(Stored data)
□ □ □ □ □ □ □
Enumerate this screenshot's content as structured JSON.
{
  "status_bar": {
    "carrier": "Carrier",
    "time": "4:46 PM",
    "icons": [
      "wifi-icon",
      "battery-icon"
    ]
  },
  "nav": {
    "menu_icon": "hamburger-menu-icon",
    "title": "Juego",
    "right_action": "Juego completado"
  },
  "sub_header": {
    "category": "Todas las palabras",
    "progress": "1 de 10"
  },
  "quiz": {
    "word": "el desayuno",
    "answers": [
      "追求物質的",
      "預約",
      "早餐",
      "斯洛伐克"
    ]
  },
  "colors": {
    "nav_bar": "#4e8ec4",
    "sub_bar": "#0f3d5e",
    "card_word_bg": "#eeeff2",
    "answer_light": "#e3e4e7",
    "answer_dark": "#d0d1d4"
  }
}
□ □ □ □ □ □ □
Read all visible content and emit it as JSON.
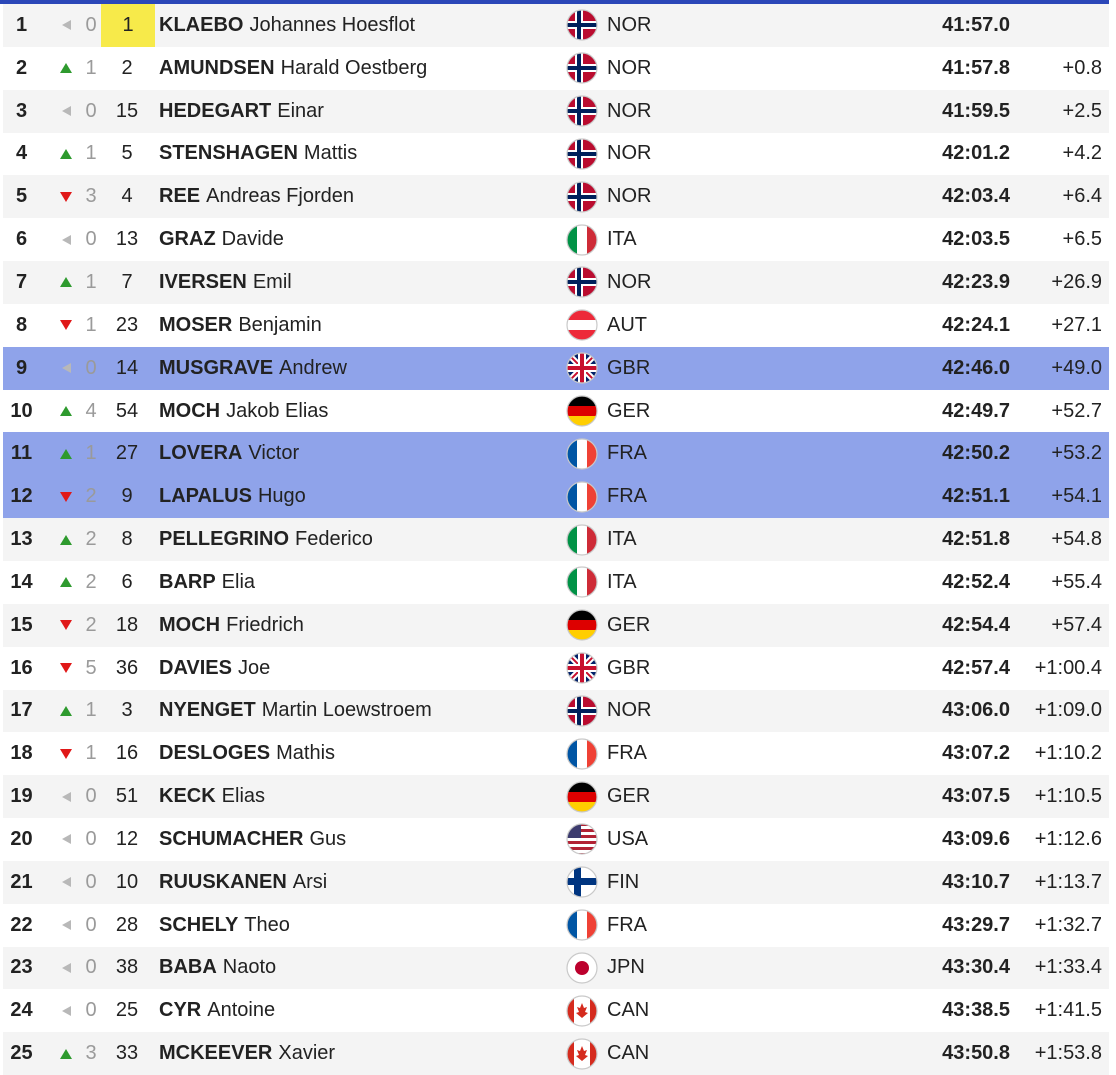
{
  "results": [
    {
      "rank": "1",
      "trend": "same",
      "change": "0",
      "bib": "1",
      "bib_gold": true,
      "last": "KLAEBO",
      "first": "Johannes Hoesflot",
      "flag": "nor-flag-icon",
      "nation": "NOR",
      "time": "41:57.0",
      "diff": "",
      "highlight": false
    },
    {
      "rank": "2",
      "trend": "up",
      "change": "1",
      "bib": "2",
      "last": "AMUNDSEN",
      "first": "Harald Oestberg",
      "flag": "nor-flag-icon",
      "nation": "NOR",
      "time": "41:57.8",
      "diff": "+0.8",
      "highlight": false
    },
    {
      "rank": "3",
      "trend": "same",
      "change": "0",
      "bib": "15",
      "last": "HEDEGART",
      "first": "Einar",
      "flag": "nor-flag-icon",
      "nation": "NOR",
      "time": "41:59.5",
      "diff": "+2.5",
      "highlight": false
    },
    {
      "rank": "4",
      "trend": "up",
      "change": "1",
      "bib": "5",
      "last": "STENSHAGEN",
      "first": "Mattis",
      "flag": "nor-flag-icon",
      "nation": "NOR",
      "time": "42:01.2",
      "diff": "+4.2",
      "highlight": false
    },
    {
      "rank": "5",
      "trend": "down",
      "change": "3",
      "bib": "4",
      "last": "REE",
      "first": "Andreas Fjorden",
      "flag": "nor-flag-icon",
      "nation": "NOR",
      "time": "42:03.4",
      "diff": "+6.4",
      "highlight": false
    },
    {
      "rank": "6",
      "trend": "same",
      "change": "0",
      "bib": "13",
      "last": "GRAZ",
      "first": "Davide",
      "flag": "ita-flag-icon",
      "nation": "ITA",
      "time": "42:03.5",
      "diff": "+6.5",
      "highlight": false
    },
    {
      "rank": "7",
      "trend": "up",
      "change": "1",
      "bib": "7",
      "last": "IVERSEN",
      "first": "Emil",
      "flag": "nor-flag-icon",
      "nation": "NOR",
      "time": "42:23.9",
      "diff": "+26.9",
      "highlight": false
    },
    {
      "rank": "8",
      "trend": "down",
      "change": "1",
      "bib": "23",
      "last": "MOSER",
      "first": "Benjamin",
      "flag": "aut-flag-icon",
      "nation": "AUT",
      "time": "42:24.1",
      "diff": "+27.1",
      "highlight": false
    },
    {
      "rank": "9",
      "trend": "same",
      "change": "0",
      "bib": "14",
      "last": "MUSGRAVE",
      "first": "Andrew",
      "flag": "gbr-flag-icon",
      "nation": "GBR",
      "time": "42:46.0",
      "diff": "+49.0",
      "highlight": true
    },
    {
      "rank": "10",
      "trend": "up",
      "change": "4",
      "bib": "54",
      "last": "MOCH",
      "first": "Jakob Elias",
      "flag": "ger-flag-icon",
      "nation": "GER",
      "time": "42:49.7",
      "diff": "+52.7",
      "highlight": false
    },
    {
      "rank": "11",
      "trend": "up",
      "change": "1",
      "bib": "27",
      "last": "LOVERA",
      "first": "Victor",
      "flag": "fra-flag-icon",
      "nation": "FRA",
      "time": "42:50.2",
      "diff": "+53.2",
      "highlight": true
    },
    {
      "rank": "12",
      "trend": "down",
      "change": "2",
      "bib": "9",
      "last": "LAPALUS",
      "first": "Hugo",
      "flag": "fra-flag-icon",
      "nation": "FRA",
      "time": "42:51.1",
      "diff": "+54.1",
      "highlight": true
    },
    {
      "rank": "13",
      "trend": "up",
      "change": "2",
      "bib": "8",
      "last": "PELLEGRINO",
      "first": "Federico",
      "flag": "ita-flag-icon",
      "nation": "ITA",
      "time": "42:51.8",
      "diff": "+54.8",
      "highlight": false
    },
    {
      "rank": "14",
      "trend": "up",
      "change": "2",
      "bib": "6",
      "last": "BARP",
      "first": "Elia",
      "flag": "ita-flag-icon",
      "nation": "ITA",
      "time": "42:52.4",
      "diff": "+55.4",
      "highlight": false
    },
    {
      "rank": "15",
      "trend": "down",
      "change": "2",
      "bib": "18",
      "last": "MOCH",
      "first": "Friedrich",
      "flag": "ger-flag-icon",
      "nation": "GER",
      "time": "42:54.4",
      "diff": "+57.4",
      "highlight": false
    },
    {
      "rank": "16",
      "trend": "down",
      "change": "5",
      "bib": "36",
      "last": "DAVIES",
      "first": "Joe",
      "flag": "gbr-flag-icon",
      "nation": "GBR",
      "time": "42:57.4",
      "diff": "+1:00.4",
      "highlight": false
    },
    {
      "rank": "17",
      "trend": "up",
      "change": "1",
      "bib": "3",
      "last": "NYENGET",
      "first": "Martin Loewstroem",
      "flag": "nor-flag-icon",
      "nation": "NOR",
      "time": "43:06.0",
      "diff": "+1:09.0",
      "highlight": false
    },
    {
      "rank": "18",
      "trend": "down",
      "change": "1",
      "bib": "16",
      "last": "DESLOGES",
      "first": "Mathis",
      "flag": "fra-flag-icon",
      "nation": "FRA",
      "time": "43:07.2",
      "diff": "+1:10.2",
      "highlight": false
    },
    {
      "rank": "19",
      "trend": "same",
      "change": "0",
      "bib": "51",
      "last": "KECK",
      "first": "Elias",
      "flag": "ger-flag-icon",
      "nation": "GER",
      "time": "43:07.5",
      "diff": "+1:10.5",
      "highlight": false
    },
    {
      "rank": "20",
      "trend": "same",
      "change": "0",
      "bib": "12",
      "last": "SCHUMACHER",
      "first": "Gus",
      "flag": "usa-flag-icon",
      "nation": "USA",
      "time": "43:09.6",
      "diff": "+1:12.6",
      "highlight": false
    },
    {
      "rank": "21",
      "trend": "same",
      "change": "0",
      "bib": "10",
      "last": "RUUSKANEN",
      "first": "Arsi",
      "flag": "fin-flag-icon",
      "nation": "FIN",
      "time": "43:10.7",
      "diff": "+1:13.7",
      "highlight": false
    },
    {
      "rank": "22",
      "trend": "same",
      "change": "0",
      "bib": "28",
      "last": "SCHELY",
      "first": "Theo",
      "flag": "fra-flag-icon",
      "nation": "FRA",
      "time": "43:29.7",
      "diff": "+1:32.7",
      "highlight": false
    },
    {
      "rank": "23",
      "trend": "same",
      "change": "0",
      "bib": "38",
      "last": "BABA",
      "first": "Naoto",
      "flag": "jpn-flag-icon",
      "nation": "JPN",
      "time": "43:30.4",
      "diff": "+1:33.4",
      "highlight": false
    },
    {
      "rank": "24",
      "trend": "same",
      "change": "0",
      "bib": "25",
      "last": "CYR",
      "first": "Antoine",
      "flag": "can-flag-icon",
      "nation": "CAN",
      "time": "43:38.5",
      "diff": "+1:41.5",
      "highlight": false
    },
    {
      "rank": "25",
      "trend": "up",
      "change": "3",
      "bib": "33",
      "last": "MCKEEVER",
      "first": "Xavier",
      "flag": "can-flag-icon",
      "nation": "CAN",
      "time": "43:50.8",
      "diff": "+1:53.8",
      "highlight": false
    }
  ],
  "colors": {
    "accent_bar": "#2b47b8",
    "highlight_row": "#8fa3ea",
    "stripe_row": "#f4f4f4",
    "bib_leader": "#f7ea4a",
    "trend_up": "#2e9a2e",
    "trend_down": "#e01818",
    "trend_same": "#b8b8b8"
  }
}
□ □ □ □ □ □ □
### THE TASK:
List the lines that contain the word "Juego".

### ANSWER TO THE EXERCISE:
    "title": "Juego",
    "right_action": "Juego completado"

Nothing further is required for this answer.